[GOAL OF THE EXERCISE]
Copy every record below exactly as written, but leave out the pictures.

Dataset excerpt
[Begin]
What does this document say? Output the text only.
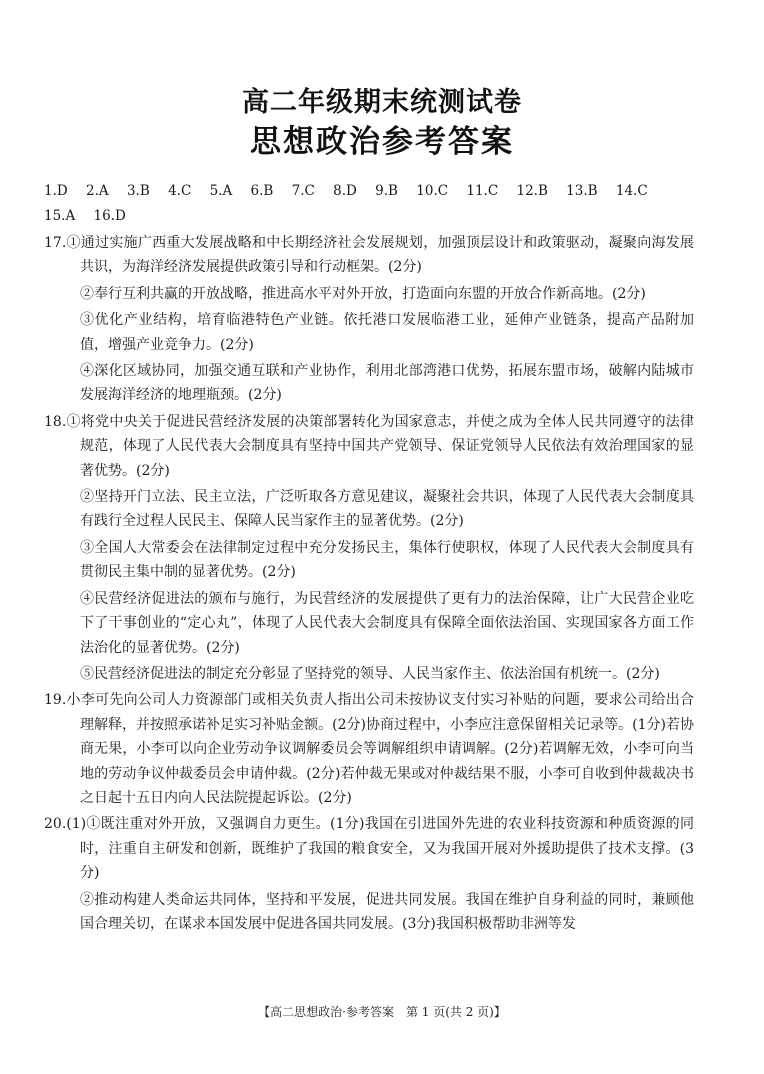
高二年级期末统测试卷
思想政治参考答案
1.D 2.A 3.B 4.C 5.A 6.B 7.C 8.D 9.B 10.C 11.C 12.B 13.B 14.C
15.A 16.D

17.①通过实施广西重大发展战略和中长期经济社会发展规划，加强顶层设计和政策驱动，凝聚向海发展共识，为海洋经济发展提供政策引导和行动框架。(2分)

②奉行互利共赢的开放战略，推进高水平对外开放，打造面向东盟的开放合作新高地。(2分)

③优化产业结构，培育临港特色产业链。依托港口发展临港工业，延伸产业链条，提高产品附加值，增强产业竞争力。(2分)

④深化区域协同，加强交通互联和产业协作，利用北部湾港口优势，拓展东盟市场，破解内陆城市发展海洋经济的地理瓶颈。(2分)

18.①将党中央关于促进民营经济发展的决策部署转化为国家意志，并使之成为全体人民共同遵守的法律规范，体现了人民代表大会制度具有坚持中国共产党领导、保证党领导人民依法有效治理国家的显著优势。(2分)

②坚持开门立法、民主立法，广泛听取各方意见建议，凝聚社会共识，体现了人民代表大会制度具有践行全过程人民民主、保障人民当家作主的显著优势。(2分)

③全国人大常委会在法律制定过程中充分发扬民主，集体行使职权，体现了人民代表大会制度具有贯彻民主集中制的显著优势。(2分)

④民营经济促进法的颁布与施行，为民营经济的发展提供了更有力的法治保障，让广大民营企业吃下了干事创业的“定心丸”，体现了人民代表大会制度具有保障全面依法治国、实现国家各方面工作法治化的显著优势。(2分)

⑤民营经济促进法的制定充分彰显了坚持党的领导、人民当家作主、依法治国有机统一。(2分)

19.小李可先向公司人力资源部门或相关负责人指出公司未按协议支付实习补贴的问题，要求公司给出合理解释，并按照承诺补足实习补贴金额。(2分)协商过程中，小李应注意保留相关记录等。(1分)若协商无果，小李可以向企业劳动争议调解委员会等调解组织申请调解。(2分)若调解无效，小李可向当地的劳动争议仲裁委员会申请仲裁。(2分)若仲裁无果或对仲裁结果不服，小李可自收到仲裁裁决书之日起十五日内向人民法院提起诉讼。(2分)

20.(1)①既注重对外开放，又强调自力更生。(1分)我国在引进国外先进的农业科技资源和种质资源的同时，注重自主研发和创新，既维护了我国的粮食安全，又为我国开展对外援助提供了技术支撑。(3分)

②推动构建人类命运共同体，坚持和平发展，促进共同发展。我国在维护自身利益的同时，兼顾他国合理关切，在谋求本国发展中促进各国共同发展。(3分)我国积极帮助非洲等发

【高二思想政治·参考答案　第 1 页(共 2 页)】
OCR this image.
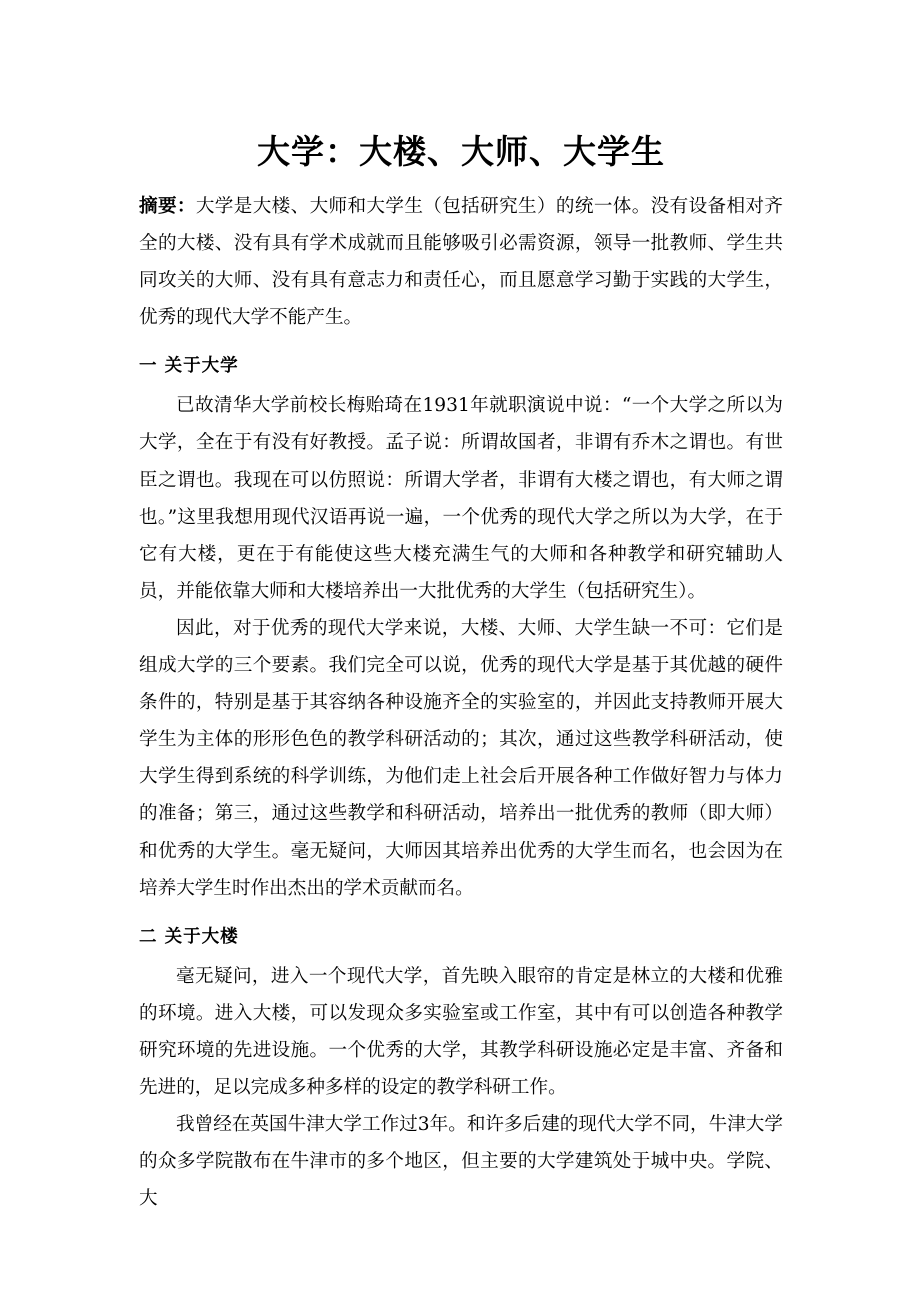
大学：大楼、大师、大学生

摘要：大学是大楼、大师和大学生（包括研究生）的统一体。没有设备相对齐全的大楼、没有具有学术成就而且能够吸引必需资源，领导一批教师、学生共同攻关的大师、没有具有意志力和责任心，而且愿意学习勤于实践的大学生，优秀的现代大学不能产生。

一 关于大学

已故清华大学前校长梅贻琦在1931年就职演说中说：“一个大学之所以为大学，全在于有没有好教授。孟子说：所谓故国者，非谓有乔木之谓也。有世臣之谓也。我现在可以仿照说：所谓大学者，非谓有大楼之谓也，有大师之谓也。”这里我想用现代汉语再说一遍，一个优秀的现代大学之所以为大学，在于它有大楼，更在于有能使这些大楼充满生气的大师和各种教学和研究辅助人员，并能依靠大师和大楼培养出一大批优秀的大学生（包括研究生）。

因此，对于优秀的现代大学来说，大楼、大师、大学生缺一不可：它们是组成大学的三个要素。我们完全可以说，优秀的现代大学是基于其优越的硬件条件的，特别是基于其容纳各种设施齐全的实验室的，并因此支持教师开展大学生为主体的形形色色的教学科研活动的；其次，通过这些教学科研活动，使大学生得到系统的科学训练，为他们走上社会后开展各种工作做好智力与体力的准备；第三，通过这些教学和科研活动，培养出一批优秀的教师（即大师）和优秀的大学生。毫无疑问，大师因其培养出优秀的大学生而名，也会因为在培养大学生时作出杰出的学术贡献而名。

二 关于大楼

毫无疑问，进入一个现代大学，首先映入眼帘的肯定是林立的大楼和优雅的环境。进入大楼，可以发现众多实验室或工作室，其中有可以创造各种教学研究环境的先进设施。一个优秀的大学，其教学科研设施必定是丰富、齐备和先进的，足以完成多种多样的设定的教学科研工作。

我曾经在英国牛津大学工作过3年。和许多后建的现代大学不同，牛津大学的众多学院散布在牛津市的多个地区，但主要的大学建筑处于城中央。学院、大
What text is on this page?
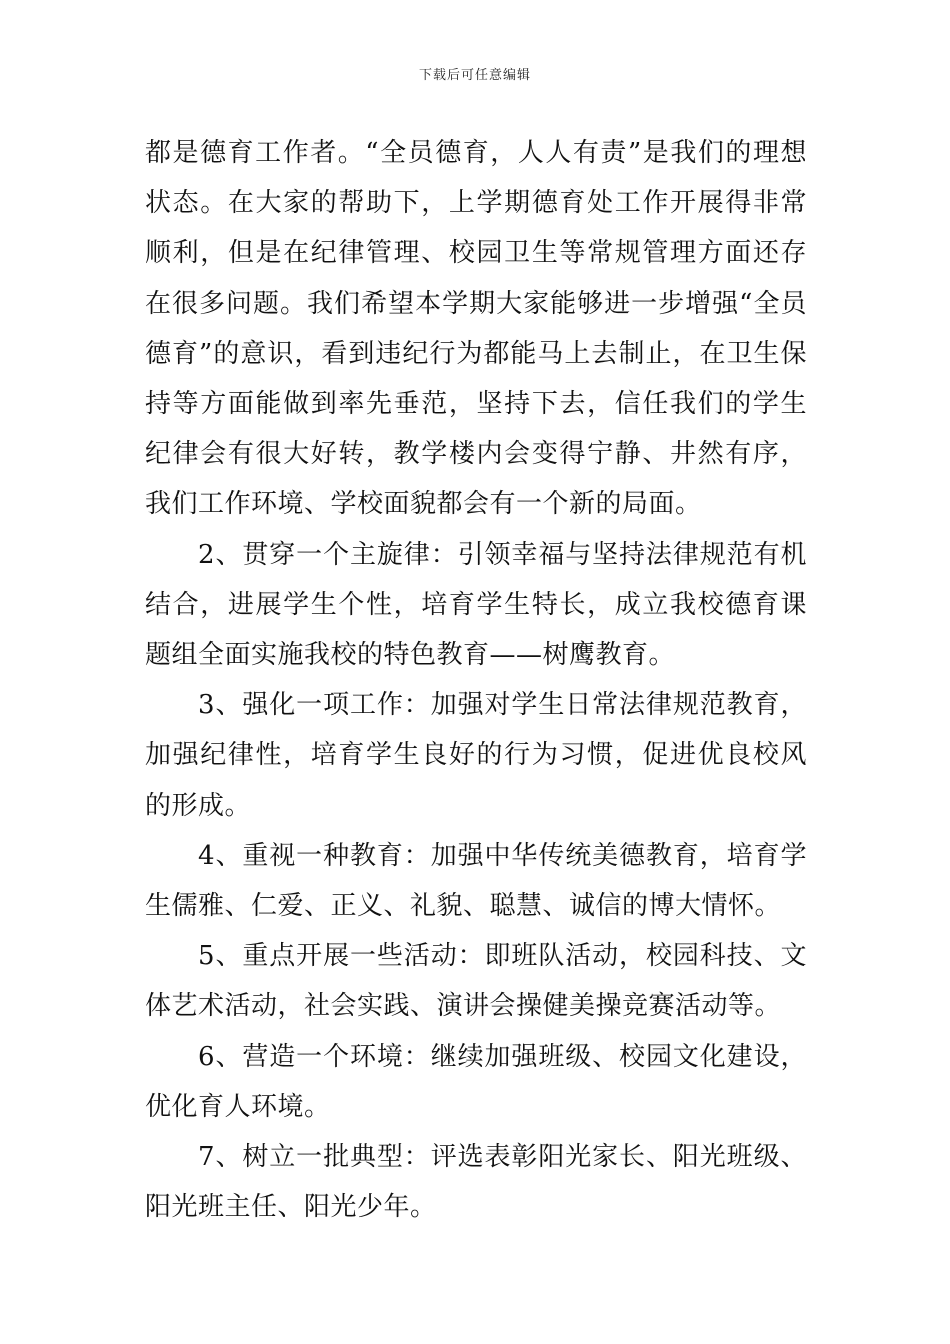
下载后可任意编辑

都是德育工作者。“全员德育，人人有责”是我们的理想状态。在大家的帮助下，上学期德育处工作开展得非常顺利，但是在纪律管理、校园卫生等常规管理方面还存在很多问题。我们希望本学期大家能够进一步增强“全员德育”的意识，看到违纪行为都能马上去制止，在卫生保持等方面能做到率先垂范，坚持下去，信任我们的学生纪律会有很大好转，教学楼内会变得宁静、井然有序，我们工作环境、学校面貌都会有一个新的局面。

2、贯穿一个主旋律：引领幸福与坚持法律规范有机结合，进展学生个性，培育学生特长，成立我校德育课题组全面实施我校的特色教育——树鹰教育。

3、强化一项工作：加强对学生日常法律规范教育，加强纪律性，培育学生良好的行为习惯，促进优良校风的形成。

4、重视一种教育：加强中华传统美德教育，培育学生儒雅、仁爱、正义、礼貌、聪慧、诚信的博大情怀。

5、重点开展一些活动：即班队活动，校园科技、文体艺术活动，社会实践、演讲会操健美操竞赛活动等。

6、营造一个环境：继续加强班级、校园文化建设，优化育人环境。

7、树立一批典型：评选表彰阳光家长、阳光班级、阳光班主任、阳光少年。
[End]
[EXERCISE SOLUTION]
What does this document say? Output the text only.
高二年级期末统测试卷
思想政治参考答案
1.D 2.A 3.B 4.C 5.A 6.B 7.C 8.D 9.B 10.C 11.C 12.B 13.B 14.C
15.A 16.D

17.①通过实施广西重大发展战略和中长期经济社会发展规划，加强顶层设计和政策驱动，凝聚向海发展共识，为海洋经济发展提供政策引导和行动框架。(2分)

②奉行互利共赢的开放战略，推进高水平对外开放，打造面向东盟的开放合作新高地。(2分)

③优化产业结构，培育临港特色产业链。依托港口发展临港工业，延伸产业链条，提高产品附加值，增强产业竞争力。(2分)

④深化区域协同，加强交通互联和产业协作，利用北部湾港口优势，拓展东盟市场，破解内陆城市发展海洋经济的地理瓶颈。(2分)

18.①将党中央关于促进民营经济发展的决策部署转化为国家意志，并使之成为全体人民共同遵守的法律规范，体现了人民代表大会制度具有坚持中国共产党领导、保证党领导人民依法有效治理国家的显著优势。(2分)

②坚持开门立法、民主立法，广泛听取各方意见建议，凝聚社会共识，体现了人民代表大会制度具有践行全过程人民民主、保障人民当家作主的显著优势。(2分)

③全国人大常委会在法律制定过程中充分发扬民主，集体行使职权，体现了人民代表大会制度具有贯彻民主集中制的显著优势。(2分)

④民营经济促进法的颁布与施行，为民营经济的发展提供了更有力的法治保障，让广大民营企业吃下了干事创业的“定心丸”，体现了人民代表大会制度具有保障全面依法治国、实现国家各方面工作法治化的显著优势。(2分)

⑤民营经济促进法的制定充分彰显了坚持党的领导、人民当家作主、依法治国有机统一。(2分)

19.小李可先向公司人力资源部门或相关负责人指出公司未按协议支付实习补贴的问题，要求公司给出合理解释，并按照承诺补足实习补贴金额。(2分)协商过程中，小李应注意保留相关记录等。(1分)若协商无果，小李可以向企业劳动争议调解委员会等调解组织申请调解。(2分)若调解无效，小李可向当地的劳动争议仲裁委员会申请仲裁。(2分)若仲裁无果或对仲裁结果不服，小李可自收到仲裁裁决书之日起十五日内向人民法院提起诉讼。(2分)

20.(1)①既注重对外开放，又强调自力更生。(1分)我国在引进国外先进的农业科技资源和种质资源的同时，注重自主研发和创新，既维护了我国的粮食安全，又为我国开展对外援助提供了技术支撑。(3分)

②推动构建人类命运共同体，坚持和平发展，促进共同发展。我国在维护自身利益的同时，兼顾他国合理关切，在谋求本国发展中促进各国共同发展。(3分)我国积极帮助非洲等发

【高二思想政治·参考答案　第 1 页(共 2 页)】
OCR this image.
大学：大楼、大师、大学生

摘要：大学是大楼、大师和大学生（包括研究生）的统一体。没有设备相对齐全的大楼、没有具有学术成就而且能够吸引必需资源，领导一批教师、学生共同攻关的大师、没有具有意志力和责任心，而且愿意学习勤于实践的大学生，优秀的现代大学不能产生。

一 关于大学

已故清华大学前校长梅贻琦在1931年就职演说中说：“一个大学之所以为大学，全在于有没有好教授。孟子说：所谓故国者，非谓有乔木之谓也。有世臣之谓也。我现在可以仿照说：所谓大学者，非谓有大楼之谓也，有大师之谓也。”这里我想用现代汉语再说一遍，一个优秀的现代大学之所以为大学，在于它有大楼，更在于有能使这些大楼充满生气的大师和各种教学和研究辅助人员，并能依靠大师和大楼培养出一大批优秀的大学生（包括研究生）。

因此，对于优秀的现代大学来说，大楼、大师、大学生缺一不可：它们是组成大学的三个要素。我们完全可以说，优秀的现代大学是基于其优越的硬件条件的，特别是基于其容纳各种设施齐全的实验室的，并因此支持教师开展大学生为主体的形形色色的教学科研活动的；其次，通过这些教学科研活动，使大学生得到系统的科学训练，为他们走上社会后开展各种工作做好智力与体力的准备；第三，通过这些教学和科研活动，培养出一批优秀的教师（即大师）和优秀的大学生。毫无疑问，大师因其培养出优秀的大学生而名，也会因为在培养大学生时作出杰出的学术贡献而名。

二 关于大楼

毫无疑问，进入一个现代大学，首先映入眼帘的肯定是林立的大楼和优雅的环境。进入大楼，可以发现众多实验室或工作室，其中有可以创造各种教学研究环境的先进设施。一个优秀的大学，其教学科研设施必定是丰富、齐备和先进的，足以完成多种多样的设定的教学科研工作。

我曾经在英国牛津大学工作过3年。和许多后建的现代大学不同，牛津大学的众多学院散布在牛津市的多个地区，但主要的大学建筑处于城中央。学院、大
What text is on this page?
下载后可任意编辑

都是德育工作者。“全员德育，人人有责”是我们的理想状态。在大家的帮助下，上学期德育处工作开展得非常顺利，但是在纪律管理、校园卫生等常规管理方面还存在很多问题。我们希望本学期大家能够进一步增强“全员德育”的意识，看到违纪行为都能马上去制止，在卫生保持等方面能做到率先垂范，坚持下去，信任我们的学生纪律会有很大好转，教学楼内会变得宁静、井然有序，我们工作环境、学校面貌都会有一个新的局面。

2、贯穿一个主旋律：引领幸福与坚持法律规范有机结合，进展学生个性，培育学生特长，成立我校德育课题组全面实施我校的特色教育——树鹰教育。

3、强化一项工作：加强对学生日常法律规范教育，加强纪律性，培育学生良好的行为习惯，促进优良校风的形成。

4、重视一种教育：加强中华传统美德教育，培育学生儒雅、仁爱、正义、礼貌、聪慧、诚信的博大情怀。

5、重点开展一些活动：即班队活动，校园科技、文体艺术活动，社会实践、演讲会操健美操竞赛活动等。

6、营造一个环境：继续加强班级、校园文化建设，优化育人环境。

7、树立一批典型：评选表彰阳光家长、阳光班级、阳光班主任、阳光少年。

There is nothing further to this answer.